• DATASET RECORDS:
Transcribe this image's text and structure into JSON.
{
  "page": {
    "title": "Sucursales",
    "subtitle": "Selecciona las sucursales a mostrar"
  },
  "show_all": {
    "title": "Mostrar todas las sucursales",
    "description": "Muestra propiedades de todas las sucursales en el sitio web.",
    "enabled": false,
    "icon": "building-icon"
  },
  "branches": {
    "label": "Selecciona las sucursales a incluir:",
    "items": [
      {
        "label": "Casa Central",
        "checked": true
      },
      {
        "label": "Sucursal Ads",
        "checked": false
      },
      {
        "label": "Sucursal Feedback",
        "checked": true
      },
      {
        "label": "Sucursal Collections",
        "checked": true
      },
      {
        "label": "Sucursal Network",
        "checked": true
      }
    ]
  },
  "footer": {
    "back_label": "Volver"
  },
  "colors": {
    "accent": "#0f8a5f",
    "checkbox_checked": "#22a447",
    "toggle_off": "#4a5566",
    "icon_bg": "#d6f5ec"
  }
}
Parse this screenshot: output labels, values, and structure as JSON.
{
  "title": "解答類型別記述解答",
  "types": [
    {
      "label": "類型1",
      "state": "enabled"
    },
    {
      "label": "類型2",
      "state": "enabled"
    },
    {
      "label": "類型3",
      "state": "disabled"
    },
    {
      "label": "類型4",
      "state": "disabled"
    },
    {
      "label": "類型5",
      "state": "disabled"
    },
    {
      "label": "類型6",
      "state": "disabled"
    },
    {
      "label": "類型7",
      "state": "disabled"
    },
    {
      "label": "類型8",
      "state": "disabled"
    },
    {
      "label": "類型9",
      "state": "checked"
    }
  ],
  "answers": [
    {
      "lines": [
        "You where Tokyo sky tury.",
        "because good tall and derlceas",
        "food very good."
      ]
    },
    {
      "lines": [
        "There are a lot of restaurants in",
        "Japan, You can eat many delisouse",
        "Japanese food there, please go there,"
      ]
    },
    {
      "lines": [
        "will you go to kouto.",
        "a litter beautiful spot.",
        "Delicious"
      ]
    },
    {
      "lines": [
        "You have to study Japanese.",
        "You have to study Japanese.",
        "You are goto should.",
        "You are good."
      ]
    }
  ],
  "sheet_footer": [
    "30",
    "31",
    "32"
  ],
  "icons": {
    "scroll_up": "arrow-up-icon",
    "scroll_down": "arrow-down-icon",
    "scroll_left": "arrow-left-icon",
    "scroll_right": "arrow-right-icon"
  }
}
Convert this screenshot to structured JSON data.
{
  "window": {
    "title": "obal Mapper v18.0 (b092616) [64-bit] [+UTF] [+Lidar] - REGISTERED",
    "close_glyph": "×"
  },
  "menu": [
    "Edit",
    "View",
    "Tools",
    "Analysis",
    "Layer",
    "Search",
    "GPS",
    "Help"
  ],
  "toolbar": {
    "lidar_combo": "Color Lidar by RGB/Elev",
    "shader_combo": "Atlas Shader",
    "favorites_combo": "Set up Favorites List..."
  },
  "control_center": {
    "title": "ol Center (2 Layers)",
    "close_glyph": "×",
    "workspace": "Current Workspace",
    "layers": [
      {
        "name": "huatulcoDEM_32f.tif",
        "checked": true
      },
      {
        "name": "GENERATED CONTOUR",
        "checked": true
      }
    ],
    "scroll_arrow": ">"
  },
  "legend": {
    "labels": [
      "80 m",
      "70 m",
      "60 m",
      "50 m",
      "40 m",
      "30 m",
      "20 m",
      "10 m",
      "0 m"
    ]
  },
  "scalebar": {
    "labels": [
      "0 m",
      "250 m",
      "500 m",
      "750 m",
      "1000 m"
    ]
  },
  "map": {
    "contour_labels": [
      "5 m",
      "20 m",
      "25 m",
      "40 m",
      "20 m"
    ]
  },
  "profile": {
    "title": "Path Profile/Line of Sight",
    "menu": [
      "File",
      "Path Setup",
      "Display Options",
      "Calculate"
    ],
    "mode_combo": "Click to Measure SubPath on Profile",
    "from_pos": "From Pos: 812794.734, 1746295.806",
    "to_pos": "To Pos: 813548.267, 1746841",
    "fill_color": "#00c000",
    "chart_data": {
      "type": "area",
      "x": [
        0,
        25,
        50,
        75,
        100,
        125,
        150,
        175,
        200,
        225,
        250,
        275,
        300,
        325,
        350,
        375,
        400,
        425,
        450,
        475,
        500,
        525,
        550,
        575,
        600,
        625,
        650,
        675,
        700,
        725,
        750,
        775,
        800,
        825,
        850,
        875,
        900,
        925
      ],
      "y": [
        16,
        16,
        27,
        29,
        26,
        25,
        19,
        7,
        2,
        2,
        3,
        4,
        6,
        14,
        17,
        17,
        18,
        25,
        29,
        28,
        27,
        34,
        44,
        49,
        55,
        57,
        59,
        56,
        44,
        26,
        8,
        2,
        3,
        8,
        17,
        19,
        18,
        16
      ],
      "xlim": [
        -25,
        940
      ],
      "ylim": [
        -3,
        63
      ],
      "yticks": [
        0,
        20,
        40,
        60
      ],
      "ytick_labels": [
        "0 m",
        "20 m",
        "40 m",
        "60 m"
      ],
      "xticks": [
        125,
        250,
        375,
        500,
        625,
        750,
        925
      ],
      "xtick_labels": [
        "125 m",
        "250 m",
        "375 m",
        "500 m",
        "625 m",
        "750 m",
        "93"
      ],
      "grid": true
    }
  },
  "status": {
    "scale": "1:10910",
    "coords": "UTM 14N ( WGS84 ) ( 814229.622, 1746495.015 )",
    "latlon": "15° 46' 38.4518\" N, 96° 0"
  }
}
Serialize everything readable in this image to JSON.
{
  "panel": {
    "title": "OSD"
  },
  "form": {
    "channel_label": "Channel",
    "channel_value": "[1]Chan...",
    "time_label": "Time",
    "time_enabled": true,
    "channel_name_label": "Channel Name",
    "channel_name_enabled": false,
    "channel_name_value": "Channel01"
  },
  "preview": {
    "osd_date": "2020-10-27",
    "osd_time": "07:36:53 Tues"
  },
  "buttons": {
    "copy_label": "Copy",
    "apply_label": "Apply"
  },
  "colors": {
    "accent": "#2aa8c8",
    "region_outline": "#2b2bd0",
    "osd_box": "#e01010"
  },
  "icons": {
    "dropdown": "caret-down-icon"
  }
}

• PROBLEM DESCRIPTION: Nothing in the data may differ; print all of it exactly as written.

• RESPONSE TO THIS EXERCISE:
Transcribe this image's text and structure into JSON.
{
  "page": {
    "title": "Sucursales",
    "subtitle": "Selecciona las sucursales a mostrar"
  },
  "show_all": {
    "title": "Mostrar todas las sucursales",
    "description": "Muestra propiedades de todas las sucursales en el sitio web.",
    "enabled": false,
    "icon": "building-icon"
  },
  "branches": {
    "label": "Selecciona las sucursales a incluir:",
    "items": [
      {
        "label": "Casa Central",
        "checked": true
      },
      {
        "label": "Sucursal Ads",
        "checked": false
      },
      {
        "label": "Sucursal Feedback",
        "checked": true
      },
      {
        "label": "Sucursal Collections",
        "checked": true
      },
      {
        "label": "Sucursal Network",
        "checked": true
      }
    ]
  },
  "footer": {
    "back_label": "Volver"
  },
  "colors": {
    "accent": "#0f8a5f",
    "checkbox_checked": "#22a447",
    "toggle_off": "#4a5566",
    "icon_bg": "#d6f5ec"
  }
}
Parse this screenshot: output labels, values, and structure as JSON.
{
  "title": "解答類型別記述解答",
  "types": [
    {
      "label": "類型1",
      "state": "enabled"
    },
    {
      "label": "類型2",
      "state": "enabled"
    },
    {
      "label": "類型3",
      "state": "disabled"
    },
    {
      "label": "類型4",
      "state": "disabled"
    },
    {
      "label": "類型5",
      "state": "disabled"
    },
    {
      "label": "類型6",
      "state": "disabled"
    },
    {
      "label": "類型7",
      "state": "disabled"
    },
    {
      "label": "類型8",
      "state": "disabled"
    },
    {
      "label": "類型9",
      "state": "checked"
    }
  ],
  "answers": [
    {
      "lines": [
        "You where Tokyo sky tury.",
        "because good tall and derlceas",
        "food very good."
      ]
    },
    {
      "lines": [
        "There are a lot of restaurants in",
        "Japan, You can eat many delisouse",
        "Japanese food there, please go there,"
      ]
    },
    {
      "lines": [
        "will you go to kouto.",
        "a litter beautiful spot.",
        "Delicious"
      ]
    },
    {
      "lines": [
        "You have to study Japanese.",
        "You have to study Japanese.",
        "You are goto should.",
        "You are good."
      ]
    }
  ],
  "sheet_footer": [
    "30",
    "31",
    "32"
  ],
  "icons": {
    "scroll_up": "arrow-up-icon",
    "scroll_down": "arrow-down-icon",
    "scroll_left": "arrow-left-icon",
    "scroll_right": "arrow-right-icon"
  }
}
Convert this screenshot to structured JSON data.
{
  "window": {
    "title": "obal Mapper v18.0 (b092616) [64-bit] [+UTF] [+Lidar] - REGISTERED",
    "close_glyph": "×"
  },
  "menu": [
    "Edit",
    "View",
    "Tools",
    "Analysis",
    "Layer",
    "Search",
    "GPS",
    "Help"
  ],
  "toolbar": {
    "lidar_combo": "Color Lidar by RGB/Elev",
    "shader_combo": "Atlas Shader",
    "favorites_combo": "Set up Favorites List..."
  },
  "control_center": {
    "title": "ol Center (2 Layers)",
    "close_glyph": "×",
    "workspace": "Current Workspace",
    "layers": [
      {
        "name": "huatulcoDEM_32f.tif",
        "checked": true
      },
      {
        "name": "GENERATED CONTOUR",
        "checked": true
      }
    ],
    "scroll_arrow": ">"
  },
  "legend": {
    "labels": [
      "80 m",
      "70 m",
      "60 m",
      "50 m",
      "40 m",
      "30 m",
      "20 m",
      "10 m",
      "0 m"
    ]
  },
  "scalebar": {
    "labels": [
      "0 m",
      "250 m",
      "500 m",
      "750 m",
      "1000 m"
    ]
  },
  "map": {
    "contour_labels": [
      "5 m",
      "20 m",
      "25 m",
      "40 m",
      "20 m"
    ]
  },
  "profile": {
    "title": "Path Profile/Line of Sight",
    "menu": [
      "File",
      "Path Setup",
      "Display Options",
      "Calculate"
    ],
    "mode_combo": "Click to Measure SubPath on Profile",
    "from_pos": "From Pos: 812794.734, 1746295.806",
    "to_pos": "To Pos: 813548.267, 1746841",
    "fill_color": "#00c000",
    "chart_data": {
      "type": "area",
      "x": [
        0,
        25,
        50,
        75,
        100,
        125,
        150,
        175,
        200,
        225,
        250,
        275,
        300,
        325,
        350,
        375,
        400,
        425,
        450,
        475,
        500,
        525,
        550,
        575,
        600,
        625,
        650,
        675,
        700,
        725,
        750,
        775,
        800,
        825,
        850,
        875,
        900,
        925
      ],
      "y": [
        16,
        16,
        27,
        29,
        26,
        25,
        19,
        7,
        2,
        2,
        3,
        4,
        6,
        14,
        17,
        17,
        18,
        25,
        29,
        28,
        27,
        34,
        44,
        49,
        55,
        57,
        59,
        56,
        44,
        26,
        8,
        2,
        3,
        8,
        17,
        19,
        18,
        16
      ],
      "xlim": [
        -25,
        940
      ],
      "ylim": [
        -3,
        63
      ],
      "yticks": [
        0,
        20,
        40,
        60
      ],
      "ytick_labels": [
        "0 m",
        "20 m",
        "40 m",
        "60 m"
      ],
      "xticks": [
        125,
        250,
        375,
        500,
        625,
        750,
        925
      ],
      "xtick_labels": [
        "125 m",
        "250 m",
        "375 m",
        "500 m",
        "625 m",
        "750 m",
        "93"
      ],
      "grid": true
    }
  },
  "status": {
    "scale": "1:10910",
    "coords": "UTM 14N ( WGS84 ) ( 814229.622, 1746495.015 )",
    "latlon": "15° 46' 38.4518\" N, 96° 0"
  }
}
Serialize everything readable in this image to JSON.
{
  "panel": {
    "title": "OSD"
  },
  "form": {
    "channel_label": "Channel",
    "channel_value": "[1]Chan...",
    "time_label": "Time",
    "time_enabled": true,
    "channel_name_label": "Channel Name",
    "channel_name_enabled": false,
    "channel_name_value": "Channel01"
  },
  "preview": {
    "osd_date": "2020-10-27",
    "osd_time": "07:36:53 Tues"
  },
  "buttons": {
    "copy_label": "Copy",
    "apply_label": "Apply"
  },
  "colors": {
    "accent": "#2aa8c8",
    "region_outline": "#2b2bd0",
    "osd_box": "#e01010"
  },
  "icons": {
    "dropdown": "caret-down-icon"
  }
}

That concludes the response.